● **DATA PROVIDED**:
════════════════════

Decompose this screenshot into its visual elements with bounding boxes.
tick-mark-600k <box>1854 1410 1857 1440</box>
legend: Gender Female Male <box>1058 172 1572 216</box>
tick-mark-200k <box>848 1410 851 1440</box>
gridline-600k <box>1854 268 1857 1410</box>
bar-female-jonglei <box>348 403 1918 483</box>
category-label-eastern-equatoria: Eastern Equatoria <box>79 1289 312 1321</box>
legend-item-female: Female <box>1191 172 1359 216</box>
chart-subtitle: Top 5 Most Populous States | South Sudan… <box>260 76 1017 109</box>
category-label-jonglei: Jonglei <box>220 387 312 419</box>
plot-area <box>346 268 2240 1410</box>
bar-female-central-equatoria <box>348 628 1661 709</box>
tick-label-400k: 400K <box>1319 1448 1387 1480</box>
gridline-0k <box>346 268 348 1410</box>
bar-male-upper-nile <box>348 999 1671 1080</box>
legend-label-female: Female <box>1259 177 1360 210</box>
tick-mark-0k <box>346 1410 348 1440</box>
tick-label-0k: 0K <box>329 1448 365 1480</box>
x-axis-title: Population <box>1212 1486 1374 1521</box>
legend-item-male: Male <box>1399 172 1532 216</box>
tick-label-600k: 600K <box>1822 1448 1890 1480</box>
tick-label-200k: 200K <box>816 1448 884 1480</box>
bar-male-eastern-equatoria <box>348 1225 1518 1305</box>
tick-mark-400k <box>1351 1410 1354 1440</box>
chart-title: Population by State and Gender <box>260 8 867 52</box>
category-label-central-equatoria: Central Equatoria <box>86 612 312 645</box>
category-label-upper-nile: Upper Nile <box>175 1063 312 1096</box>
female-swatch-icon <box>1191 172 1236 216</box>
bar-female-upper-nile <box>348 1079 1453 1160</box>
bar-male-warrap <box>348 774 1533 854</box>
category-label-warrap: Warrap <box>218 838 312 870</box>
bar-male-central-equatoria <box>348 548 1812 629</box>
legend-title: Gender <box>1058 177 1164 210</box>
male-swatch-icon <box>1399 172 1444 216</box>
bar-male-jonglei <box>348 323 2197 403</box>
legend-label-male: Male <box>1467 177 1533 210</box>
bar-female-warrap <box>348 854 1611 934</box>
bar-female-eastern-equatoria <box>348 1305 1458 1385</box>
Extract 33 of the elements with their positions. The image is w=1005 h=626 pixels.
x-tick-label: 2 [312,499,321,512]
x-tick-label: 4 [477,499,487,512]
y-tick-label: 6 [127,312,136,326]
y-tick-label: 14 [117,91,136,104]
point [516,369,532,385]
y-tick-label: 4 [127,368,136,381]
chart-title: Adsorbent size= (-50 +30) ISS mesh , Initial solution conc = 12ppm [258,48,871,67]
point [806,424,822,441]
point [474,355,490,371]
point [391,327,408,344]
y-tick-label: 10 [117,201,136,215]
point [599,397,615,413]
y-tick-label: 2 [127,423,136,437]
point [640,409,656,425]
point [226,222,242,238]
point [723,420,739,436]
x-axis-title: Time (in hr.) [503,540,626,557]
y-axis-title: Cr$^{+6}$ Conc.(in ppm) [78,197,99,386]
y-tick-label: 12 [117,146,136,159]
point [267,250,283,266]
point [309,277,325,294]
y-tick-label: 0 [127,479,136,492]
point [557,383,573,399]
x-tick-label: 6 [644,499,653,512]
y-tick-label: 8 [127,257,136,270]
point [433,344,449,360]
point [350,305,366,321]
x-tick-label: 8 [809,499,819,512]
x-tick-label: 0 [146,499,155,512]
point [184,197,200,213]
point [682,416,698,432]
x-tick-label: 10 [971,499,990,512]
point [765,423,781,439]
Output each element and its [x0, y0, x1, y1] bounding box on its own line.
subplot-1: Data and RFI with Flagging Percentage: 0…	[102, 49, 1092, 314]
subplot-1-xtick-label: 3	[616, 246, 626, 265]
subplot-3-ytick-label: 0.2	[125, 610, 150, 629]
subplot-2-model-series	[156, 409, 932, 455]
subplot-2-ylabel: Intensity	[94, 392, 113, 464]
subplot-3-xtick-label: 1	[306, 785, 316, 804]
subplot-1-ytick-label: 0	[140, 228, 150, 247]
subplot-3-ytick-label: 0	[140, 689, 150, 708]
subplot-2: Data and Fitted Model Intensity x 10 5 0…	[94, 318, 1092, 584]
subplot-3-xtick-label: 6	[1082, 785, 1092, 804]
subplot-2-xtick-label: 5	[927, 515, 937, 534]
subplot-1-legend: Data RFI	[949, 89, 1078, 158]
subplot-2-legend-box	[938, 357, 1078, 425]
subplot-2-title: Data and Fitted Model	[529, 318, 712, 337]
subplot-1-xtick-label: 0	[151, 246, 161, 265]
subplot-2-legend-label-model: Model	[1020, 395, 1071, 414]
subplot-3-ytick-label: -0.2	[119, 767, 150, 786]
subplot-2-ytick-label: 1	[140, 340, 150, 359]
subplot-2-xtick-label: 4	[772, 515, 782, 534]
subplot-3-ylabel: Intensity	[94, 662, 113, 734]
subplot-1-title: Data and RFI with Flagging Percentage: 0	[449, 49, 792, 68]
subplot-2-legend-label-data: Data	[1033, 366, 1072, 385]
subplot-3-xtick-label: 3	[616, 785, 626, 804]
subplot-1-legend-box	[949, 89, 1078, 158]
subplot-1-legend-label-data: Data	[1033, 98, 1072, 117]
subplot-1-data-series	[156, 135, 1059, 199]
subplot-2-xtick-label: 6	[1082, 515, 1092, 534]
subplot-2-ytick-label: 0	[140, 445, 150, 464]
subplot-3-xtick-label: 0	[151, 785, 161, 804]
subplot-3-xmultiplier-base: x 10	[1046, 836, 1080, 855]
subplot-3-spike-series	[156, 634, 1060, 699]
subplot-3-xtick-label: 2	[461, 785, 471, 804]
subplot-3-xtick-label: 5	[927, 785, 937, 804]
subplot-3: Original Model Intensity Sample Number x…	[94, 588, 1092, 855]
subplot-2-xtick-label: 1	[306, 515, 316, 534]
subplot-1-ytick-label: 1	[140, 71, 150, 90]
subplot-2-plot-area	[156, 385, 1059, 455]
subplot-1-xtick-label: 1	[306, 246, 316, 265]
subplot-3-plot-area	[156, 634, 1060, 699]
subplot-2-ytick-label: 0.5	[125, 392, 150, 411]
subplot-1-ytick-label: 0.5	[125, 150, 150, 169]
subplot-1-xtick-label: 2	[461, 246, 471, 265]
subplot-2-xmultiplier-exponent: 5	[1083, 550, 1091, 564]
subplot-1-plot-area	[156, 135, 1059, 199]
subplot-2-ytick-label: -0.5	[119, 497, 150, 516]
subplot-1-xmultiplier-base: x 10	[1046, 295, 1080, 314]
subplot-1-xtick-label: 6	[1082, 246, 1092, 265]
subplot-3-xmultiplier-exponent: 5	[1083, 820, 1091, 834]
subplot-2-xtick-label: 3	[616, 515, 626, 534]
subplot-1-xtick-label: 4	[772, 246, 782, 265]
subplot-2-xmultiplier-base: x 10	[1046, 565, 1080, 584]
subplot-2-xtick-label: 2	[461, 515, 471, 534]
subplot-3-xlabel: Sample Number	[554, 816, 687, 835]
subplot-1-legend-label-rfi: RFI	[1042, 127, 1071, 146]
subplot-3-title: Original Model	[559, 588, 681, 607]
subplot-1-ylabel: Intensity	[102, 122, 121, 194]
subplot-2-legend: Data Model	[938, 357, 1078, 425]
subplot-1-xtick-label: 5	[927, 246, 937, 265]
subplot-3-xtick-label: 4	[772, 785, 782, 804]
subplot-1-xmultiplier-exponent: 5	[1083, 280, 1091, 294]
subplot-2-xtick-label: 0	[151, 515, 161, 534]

════════════════════

● **TASK DETAILS**: Copy out the listing above line for line, reproducing every entry and its coordinates unchanged.

● **TASK SOLUTION**:
Decompose this screenshot into its visual elements with bounding boxes.
tick-mark-600k <box>1854 1410 1857 1440</box>
legend: Gender Female Male <box>1058 172 1572 216</box>
tick-mark-200k <box>848 1410 851 1440</box>
gridline-600k <box>1854 268 1857 1410</box>
bar-female-jonglei <box>348 403 1918 483</box>
category-label-eastern-equatoria: Eastern Equatoria <box>79 1289 312 1321</box>
legend-item-female: Female <box>1191 172 1359 216</box>
chart-subtitle: Top 5 Most Populous States | South Sudan… <box>260 76 1017 109</box>
category-label-jonglei: Jonglei <box>220 387 312 419</box>
plot-area <box>346 268 2240 1410</box>
bar-female-central-equatoria <box>348 628 1661 709</box>
tick-label-400k: 400K <box>1319 1448 1387 1480</box>
gridline-0k <box>346 268 348 1410</box>
bar-male-upper-nile <box>348 999 1671 1080</box>
legend-label-female: Female <box>1259 177 1360 210</box>
tick-mark-0k <box>346 1410 348 1440</box>
tick-label-0k: 0K <box>329 1448 365 1480</box>
x-axis-title: Population <box>1212 1486 1374 1521</box>
legend-item-male: Male <box>1399 172 1532 216</box>
tick-label-600k: 600K <box>1822 1448 1890 1480</box>
tick-label-200k: 200K <box>816 1448 884 1480</box>
bar-male-eastern-equatoria <box>348 1225 1518 1305</box>
tick-mark-400k <box>1351 1410 1354 1440</box>
chart-title: Population by State and Gender <box>260 8 867 52</box>
category-label-central-equatoria: Central Equatoria <box>86 612 312 645</box>
category-label-upper-nile: Upper Nile <box>175 1063 312 1096</box>
female-swatch-icon <box>1191 172 1236 216</box>
bar-female-upper-nile <box>348 1079 1453 1160</box>
bar-male-warrap <box>348 774 1533 854</box>
category-label-warrap: Warrap <box>218 838 312 870</box>
bar-male-central-equatoria <box>348 548 1812 629</box>
legend-title: Gender <box>1058 177 1164 210</box>
male-swatch-icon <box>1399 172 1444 216</box>
bar-male-jonglei <box>348 323 2197 403</box>
legend-label-male: Male <box>1467 177 1533 210</box>
bar-female-warrap <box>348 854 1611 934</box>
bar-female-eastern-equatoria <box>348 1305 1458 1385</box>
Extract 33 of the elements with their positions. The image is w=1005 h=626 pixels.
x-tick-label: 2 [312,499,321,512]
x-tick-label: 4 [477,499,487,512]
y-tick-label: 6 [127,312,136,326]
y-tick-label: 14 [117,91,136,104]
point [516,369,532,385]
y-tick-label: 4 [127,368,136,381]
chart-title: Adsorbent size= (-50 +30) ISS mesh , Initial solution conc = 12ppm [258,48,871,67]
point [806,424,822,441]
point [474,355,490,371]
point [391,327,408,344]
y-tick-label: 10 [117,201,136,215]
point [599,397,615,413]
y-tick-label: 2 [127,423,136,437]
point [640,409,656,425]
point [226,222,242,238]
point [723,420,739,436]
x-axis-title: Time (in hr.) [503,540,626,557]
y-axis-title: Cr$^{+6}$ Conc.(in ppm) [78,197,99,386]
y-tick-label: 12 [117,146,136,159]
point [267,250,283,266]
point [309,277,325,294]
y-tick-label: 0 [127,479,136,492]
point [557,383,573,399]
x-tick-label: 6 [644,499,653,512]
y-tick-label: 8 [127,257,136,270]
point [433,344,449,360]
point [350,305,366,321]
x-tick-label: 8 [809,499,819,512]
x-tick-label: 0 [146,499,155,512]
point [184,197,200,213]
point [682,416,698,432]
x-tick-label: 10 [971,499,990,512]
point [765,423,781,439]
Output each element and its [x0, y0, x1, y1] bounding box on its own line.
subplot-1: Data and RFI with Flagging Percentage: 0…	[102, 49, 1092, 314]
subplot-1-xtick-label: 3	[616, 246, 626, 265]
subplot-3-ytick-label: 0.2	[125, 610, 150, 629]
subplot-2-model-series	[156, 409, 932, 455]
subplot-2-ylabel: Intensity	[94, 392, 113, 464]
subplot-3-xtick-label: 1	[306, 785, 316, 804]
subplot-1-ytick-label: 0	[140, 228, 150, 247]
subplot-3-ytick-label: 0	[140, 689, 150, 708]
subplot-2: Data and Fitted Model Intensity x 10 5 0…	[94, 318, 1092, 584]
subplot-3-xtick-label: 6	[1082, 785, 1092, 804]
subplot-2-xtick-label: 5	[927, 515, 937, 534]
subplot-1-legend: Data RFI	[949, 89, 1078, 158]
subplot-2-legend-box	[938, 357, 1078, 425]
subplot-2-title: Data and Fitted Model	[529, 318, 712, 337]
subplot-1-xtick-label: 0	[151, 246, 161, 265]
subplot-2-legend-label-model: Model	[1020, 395, 1071, 414]
subplot-3-ytick-label: -0.2	[119, 767, 150, 786]
subplot-2-ytick-label: 1	[140, 340, 150, 359]
subplot-2-xtick-label: 4	[772, 515, 782, 534]
subplot-3-ylabel: Intensity	[94, 662, 113, 734]
subplot-1-title: Data and RFI with Flagging Percentage: 0	[449, 49, 792, 68]
subplot-2-legend-label-data: Data	[1033, 366, 1072, 385]
subplot-3-xtick-label: 3	[616, 785, 626, 804]
subplot-1-legend-box	[949, 89, 1078, 158]
subplot-1-legend-label-data: Data	[1033, 98, 1072, 117]
subplot-1-data-series	[156, 135, 1059, 199]
subplot-2-xtick-label: 6	[1082, 515, 1092, 534]
subplot-2-ytick-label: 0	[140, 445, 150, 464]
subplot-3-xtick-label: 0	[151, 785, 161, 804]
subplot-3-xmultiplier-base: x 10	[1046, 836, 1080, 855]
subplot-3-spike-series	[156, 634, 1060, 699]
subplot-3-xtick-label: 2	[461, 785, 471, 804]
subplot-3-xtick-label: 5	[927, 785, 937, 804]
subplot-3: Original Model Intensity Sample Number x…	[94, 588, 1092, 855]
subplot-2-xtick-label: 1	[306, 515, 316, 534]
subplot-1-ytick-label: 1	[140, 71, 150, 90]
subplot-2-plot-area	[156, 385, 1059, 455]
subplot-1-xtick-label: 1	[306, 246, 316, 265]
subplot-3-plot-area	[156, 634, 1060, 699]
subplot-2-ytick-label: 0.5	[125, 392, 150, 411]
subplot-1-ytick-label: 0.5	[125, 150, 150, 169]
subplot-1-xtick-label: 2	[461, 246, 471, 265]
subplot-2-xmultiplier-exponent: 5	[1083, 550, 1091, 564]
subplot-1-plot-area	[156, 135, 1059, 199]
subplot-2-ytick-label: -0.5	[119, 497, 150, 516]
subplot-1-xmultiplier-base: x 10	[1046, 295, 1080, 314]
subplot-1-xtick-label: 6	[1082, 246, 1092, 265]
subplot-3-xmultiplier-exponent: 5	[1083, 820, 1091, 834]
subplot-2-xtick-label: 3	[616, 515, 626, 534]
subplot-1-xtick-label: 4	[772, 246, 782, 265]
subplot-2-xmultiplier-base: x 10	[1046, 565, 1080, 584]
subplot-2-xtick-label: 2	[461, 515, 471, 534]
subplot-3-xlabel: Sample Number	[554, 816, 687, 835]
subplot-1-legend-label-rfi: RFI	[1042, 127, 1071, 146]
subplot-3-title: Original Model	[559, 588, 681, 607]
subplot-1-ylabel: Intensity	[102, 122, 121, 194]
subplot-2-legend: Data Model	[938, 357, 1078, 425]
subplot-1-xtick-label: 5	[927, 246, 937, 265]
subplot-3-xtick-label: 4	[772, 785, 782, 804]
subplot-1-xmultiplier-exponent: 5	[1083, 280, 1091, 294]
subplot-2-xtick-label: 0	[151, 515, 161, 534]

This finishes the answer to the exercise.